Turn the stretch of the records from the line containing "Give bounding boxes" through the line containing "y-axis: 0 50", both included, into a numbered list, skipping blank lines. Leave out every line outside that stretch.

■ DATA FOR PROCESSING

——————

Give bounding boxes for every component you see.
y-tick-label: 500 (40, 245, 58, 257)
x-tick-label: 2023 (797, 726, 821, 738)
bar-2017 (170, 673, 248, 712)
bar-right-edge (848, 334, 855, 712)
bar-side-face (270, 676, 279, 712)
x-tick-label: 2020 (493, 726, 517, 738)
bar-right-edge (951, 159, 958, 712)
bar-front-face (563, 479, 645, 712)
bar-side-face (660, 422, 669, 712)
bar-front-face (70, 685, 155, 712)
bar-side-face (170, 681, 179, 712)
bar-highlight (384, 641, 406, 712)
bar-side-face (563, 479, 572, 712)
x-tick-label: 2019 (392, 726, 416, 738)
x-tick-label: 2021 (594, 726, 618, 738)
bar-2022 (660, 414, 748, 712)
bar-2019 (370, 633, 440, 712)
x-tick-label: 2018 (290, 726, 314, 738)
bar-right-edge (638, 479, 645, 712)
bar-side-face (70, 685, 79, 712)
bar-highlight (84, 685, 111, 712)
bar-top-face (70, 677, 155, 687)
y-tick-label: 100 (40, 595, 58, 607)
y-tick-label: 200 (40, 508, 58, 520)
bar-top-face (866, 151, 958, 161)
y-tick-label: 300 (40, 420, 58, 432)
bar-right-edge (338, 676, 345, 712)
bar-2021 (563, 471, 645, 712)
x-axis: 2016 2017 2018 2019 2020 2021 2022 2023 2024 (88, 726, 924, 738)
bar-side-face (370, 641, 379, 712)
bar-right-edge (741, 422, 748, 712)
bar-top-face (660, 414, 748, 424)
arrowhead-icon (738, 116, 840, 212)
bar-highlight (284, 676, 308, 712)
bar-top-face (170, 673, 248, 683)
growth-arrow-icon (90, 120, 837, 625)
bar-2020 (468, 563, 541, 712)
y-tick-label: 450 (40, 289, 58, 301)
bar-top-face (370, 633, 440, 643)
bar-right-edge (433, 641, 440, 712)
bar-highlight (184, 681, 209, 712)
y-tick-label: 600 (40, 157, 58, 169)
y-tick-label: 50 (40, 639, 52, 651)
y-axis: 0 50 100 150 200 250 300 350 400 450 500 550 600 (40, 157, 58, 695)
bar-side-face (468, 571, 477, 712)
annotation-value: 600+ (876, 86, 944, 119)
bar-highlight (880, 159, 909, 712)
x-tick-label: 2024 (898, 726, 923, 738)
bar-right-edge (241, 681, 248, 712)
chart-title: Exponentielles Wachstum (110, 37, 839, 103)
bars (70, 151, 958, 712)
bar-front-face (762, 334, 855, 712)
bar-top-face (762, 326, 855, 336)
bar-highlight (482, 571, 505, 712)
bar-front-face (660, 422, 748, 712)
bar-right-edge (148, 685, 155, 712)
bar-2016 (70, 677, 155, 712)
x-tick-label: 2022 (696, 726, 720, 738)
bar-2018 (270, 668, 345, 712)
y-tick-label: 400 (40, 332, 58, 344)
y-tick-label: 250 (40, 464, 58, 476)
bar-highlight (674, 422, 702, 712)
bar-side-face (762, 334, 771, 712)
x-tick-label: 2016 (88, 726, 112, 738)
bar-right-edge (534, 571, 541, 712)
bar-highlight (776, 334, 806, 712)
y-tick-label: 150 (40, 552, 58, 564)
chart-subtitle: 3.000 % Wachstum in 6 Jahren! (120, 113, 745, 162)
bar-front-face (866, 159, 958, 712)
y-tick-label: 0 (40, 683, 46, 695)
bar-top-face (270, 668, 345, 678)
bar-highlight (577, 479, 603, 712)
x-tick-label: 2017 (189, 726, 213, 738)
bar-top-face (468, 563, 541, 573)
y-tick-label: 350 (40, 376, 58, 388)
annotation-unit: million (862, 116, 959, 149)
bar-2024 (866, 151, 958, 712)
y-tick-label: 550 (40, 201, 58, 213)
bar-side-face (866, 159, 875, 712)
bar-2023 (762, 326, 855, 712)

——————

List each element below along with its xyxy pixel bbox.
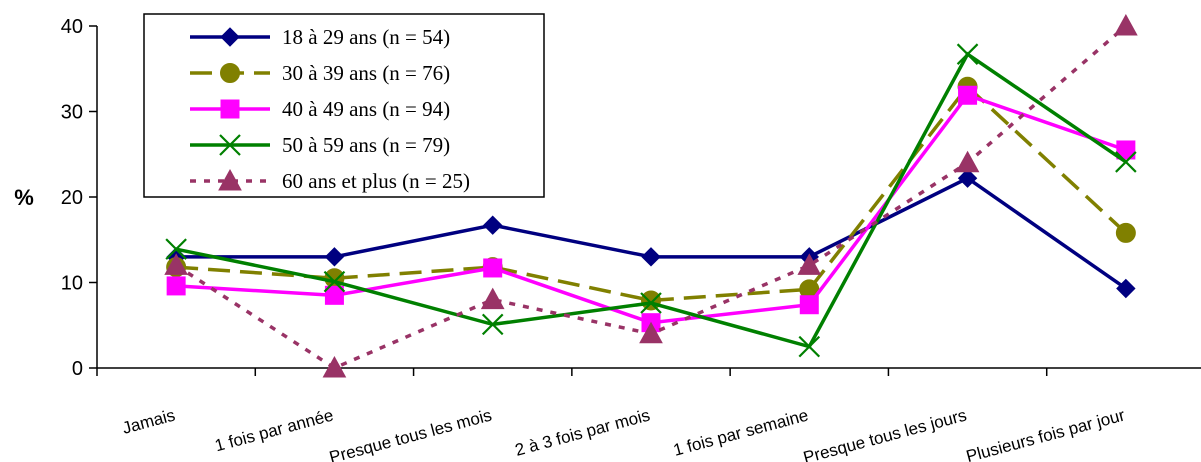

——————

■ FULL SOLUTION
1. Give bounding boxes for every component you see.
2. y-tick-label: 500 (40, 245, 58, 257)
3. x-tick-label: 2023 (797, 726, 821, 738)
4. bar-2017 (170, 673, 248, 712)
5. bar-right-edge (848, 334, 855, 712)
6. bar-side-face (270, 676, 279, 712)
7. x-tick-label: 2020 (493, 726, 517, 738)
8. bar-right-edge (951, 159, 958, 712)
9. bar-front-face (563, 479, 645, 712)
10. bar-side-face (660, 422, 669, 712)
11. bar-front-face (70, 685, 155, 712)
12. bar-side-face (170, 681, 179, 712)
13. bar-highlight (384, 641, 406, 712)
14. bar-side-face (563, 479, 572, 712)
15. x-tick-label: 2019 (392, 726, 416, 738)
16. x-tick-label: 2021 (594, 726, 618, 738)
17. bar-2022 (660, 414, 748, 712)
18. bar-2019 (370, 633, 440, 712)
19. x-tick-label: 2018 (290, 726, 314, 738)
20. bar-right-edge (638, 479, 645, 712)
21. bar-side-face (70, 685, 79, 712)
22. bar-highlight (84, 685, 111, 712)
23. bar-top-face (70, 677, 155, 687)
24. y-tick-label: 100 (40, 595, 58, 607)
25. y-tick-label: 200 (40, 508, 58, 520)
26. bar-top-face (866, 151, 958, 161)
27. y-tick-label: 300 (40, 420, 58, 432)
28. bar-right-edge (338, 676, 345, 712)
29. bar-2021 (563, 471, 645, 712)
30. x-axis: 2016 2017 2018 2019 2020 2021 2022 2023 2024 (88, 726, 924, 738)
31. bar-side-face (370, 641, 379, 712)
32. bar-right-edge (741, 422, 748, 712)
33. bar-top-face (660, 414, 748, 424)
34. arrowhead-icon (738, 116, 840, 212)
35. bar-highlight (284, 676, 308, 712)
36. bar-top-face (170, 673, 248, 683)
37. growth-arrow-icon (90, 120, 837, 625)
38. bar-2020 (468, 563, 541, 712)
39. y-tick-label: 450 (40, 289, 58, 301)
40. bar-top-face (370, 633, 440, 643)
41. bar-right-edge (433, 641, 440, 712)
42. bar-highlight (184, 681, 209, 712)
43. y-tick-label: 600 (40, 157, 58, 169)
44. y-tick-label: 50 (40, 639, 52, 651)
45. y-axis: 0 50 100 150 200 250 300 350 400 450 500 550 600 (40, 157, 58, 695)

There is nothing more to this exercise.